• [Votre objectif]: Relevez dans l'extrait ci-dessous tous les noms propres de personnes ou de personnages, dans l'ordre où ils apparaissent.

• [Extrait]:
■ ■ ■

La représentation, si elle en avait lieu, serait loin d'ennuyer ou de déplaire; l'esprit y serait agréablement occupé, mais l'âme n'en serait pas fortement émue. L'héroïne, Maria Doxapatris, n'est pas assez vigoureusement dessinée, et sa passion disparaît un peu dans les incidents de l'aventure. On voit que M. Bernardakis a été surtout dominé par une idée et par un sentiment qui ne cessera pas de sitôt d'être exclusif de tout autre chez les Grecs : l'exaltation du guerrier qui lutte pour reconquérir la liberté, ou pour retarder l'heure de la servitude. Le reste devient un accessoire; alors il vaudrait tout autant n'en pas parler. L'amour n'admet point le partage avec les autres passions. Il faut qu'il règne seul au théâtre. Que tout pour lui soit obstacle ou que tout devienne expiation. Maria Doxapatris n'est pas une rivale de Juliette, encore moins d'Ophélie. Pour nous, elle ressemble trop à une jeune fille qui vient à peine de renoncer aux poupées et s'essaye dans une première amourette. Elle ne peut pas espérer conquérir de vive force une place dans notre imagination, et l'on ne s'étonne pas que Guillaume la quitte avec une si parfaite aisance. Lui-même d'ailleurs n'est point dessiné en personnage dramatique. L'idylle serait mieux un cadre à sa taille. Il en parle souvent le langage.

■ ■ ■

• [Données fournies]:
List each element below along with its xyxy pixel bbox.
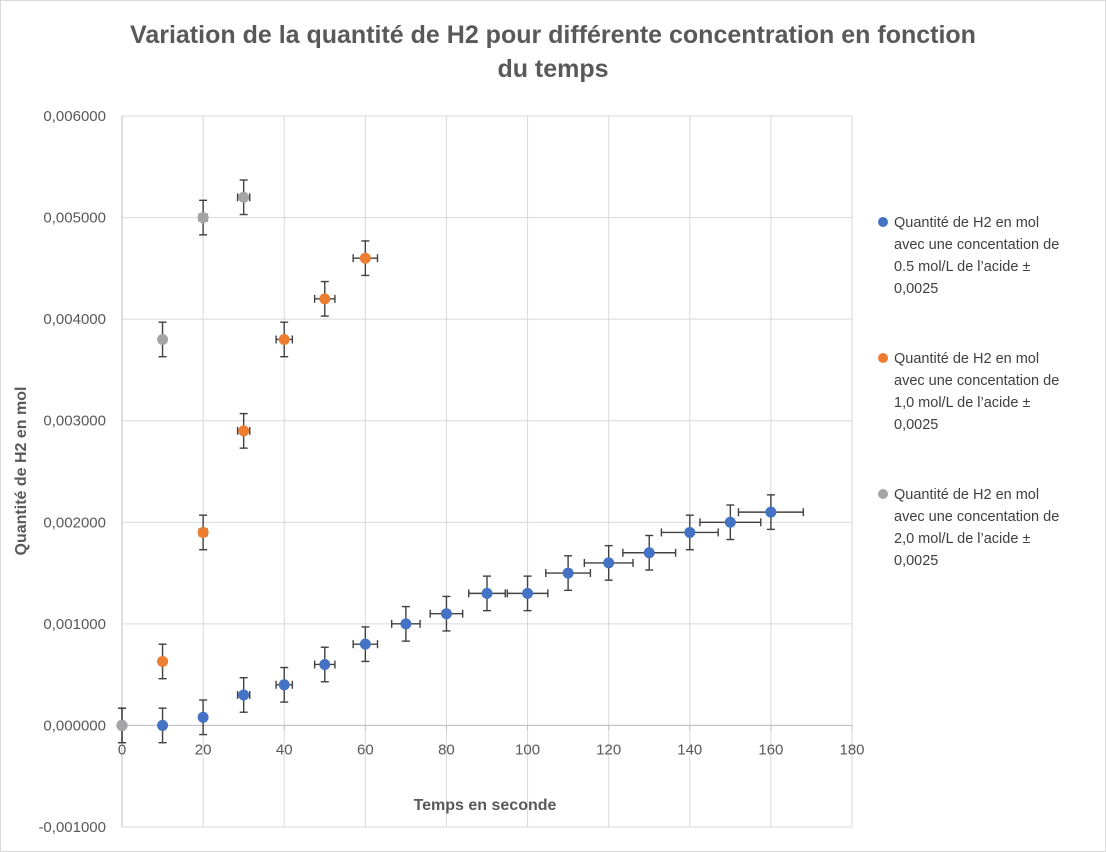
y-axis-title: Quantité de H2 en mol	[13, 387, 30, 556]
y-tick-label: 0,006000	[43, 108, 106, 125]
x-tick-label: 120	[596, 741, 621, 758]
y-tick-label: -0,001000	[38, 819, 106, 836]
legend-text-series-3: 2,0 mol/L de l’acide ±	[894, 531, 1030, 547]
data-point-series-1	[238, 689, 250, 701]
data-point-series-1	[562, 567, 574, 579]
legend-text-series-1: Quantité de H2 en mol	[894, 215, 1039, 231]
data-points	[116, 191, 777, 731]
y-tick-label: 0,000000	[43, 717, 106, 734]
data-point-series-1	[603, 557, 615, 569]
x-tick-label: 20	[195, 741, 212, 758]
legend-text-series-1: 0,0025	[894, 281, 938, 297]
legend-text-series-1: avec une concentation de	[894, 237, 1059, 253]
x-tick-label: 140	[677, 741, 702, 758]
legend-marker-series-3	[878, 489, 888, 499]
axes	[121, 116, 853, 827]
chart-title-line-1: Variation de la quantité de H2 pour diff…	[130, 21, 976, 49]
y-tick-label: 0,001000	[43, 616, 106, 633]
x-tick-labels: 0 20 40 60 80 100 120 140 160 180	[118, 741, 865, 758]
x-tick-label: 160	[758, 741, 783, 758]
data-point-series-3	[157, 333, 169, 345]
legend-text-series-3: Quantité de H2 en mol	[894, 487, 1039, 503]
data-point-series-1	[643, 547, 655, 559]
data-point-series-1	[765, 506, 777, 518]
data-point-series-2	[197, 526, 209, 538]
data-point-series-3	[197, 212, 209, 224]
legend-marker-series-2	[878, 353, 888, 363]
data-point-series-2	[157, 655, 169, 667]
chart-title-line-2: du temps	[497, 55, 608, 83]
y-tick-label: 0,002000	[43, 514, 106, 531]
legend-text-series-1: 0.5 mol/L de l’acide ±	[894, 259, 1030, 275]
legend-text-series-2: 1,0 mol/L de l’acide ±	[894, 395, 1030, 411]
data-point-series-1	[197, 711, 209, 723]
legend-text-series-3: avec une concentation de	[894, 509, 1059, 525]
legend-marker-series-1	[878, 217, 888, 227]
legend-text-series-2: Quantité de H2 en mol	[894, 351, 1039, 367]
x-tick-label: 40	[276, 741, 293, 758]
data-point-series-2	[278, 333, 290, 345]
y-tick-label: 0,004000	[43, 311, 106, 328]
data-point-series-1	[359, 638, 371, 650]
data-point-series-3	[116, 719, 128, 731]
gridlines	[121, 115, 853, 828]
x-tick-label: 0	[118, 741, 126, 758]
x-tick-label: 180	[839, 741, 864, 758]
data-point-series-1	[684, 526, 696, 538]
data-point-series-1	[440, 608, 452, 620]
legend-text-series-2: 0,0025	[894, 417, 938, 433]
data-point-series-1	[319, 658, 331, 670]
x-tick-label: 100	[515, 741, 540, 758]
data-point-series-1	[522, 587, 534, 599]
data-point-series-2	[238, 425, 250, 437]
x-tick-label: 60	[357, 741, 374, 758]
data-point-series-1	[724, 516, 736, 528]
data-point-series-2	[319, 293, 331, 305]
error-bars	[118, 179, 805, 744]
data-point-series-1	[400, 618, 412, 630]
x-axis-title: Temps en seconde	[414, 797, 557, 814]
data-point-series-1	[481, 587, 493, 599]
legend-text-series-3: 0,0025	[894, 553, 938, 569]
legend-text-series-2: avec une concentation de	[894, 373, 1059, 389]
data-point-series-3	[238, 191, 250, 203]
x-tick-label: 80	[438, 741, 455, 758]
y-tick-label: 0,005000	[43, 210, 106, 227]
data-point-series-2	[359, 252, 371, 264]
data-point-series-1	[157, 719, 169, 731]
y-tick-label: 0,003000	[43, 413, 106, 430]
data-point-series-1	[278, 679, 290, 691]
y-tick-labels: -0,001000 0,000000 0,001000 0,002000 0,00300…	[38, 108, 106, 836]
legend: Quantité de H2 en mol avec une concentati…	[878, 215, 1059, 569]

■ ■ ■

• [Corrigé de l'exercice]: Maria Doxapatris, M. Bernardakis, Juliette, Ophélie, Guillaume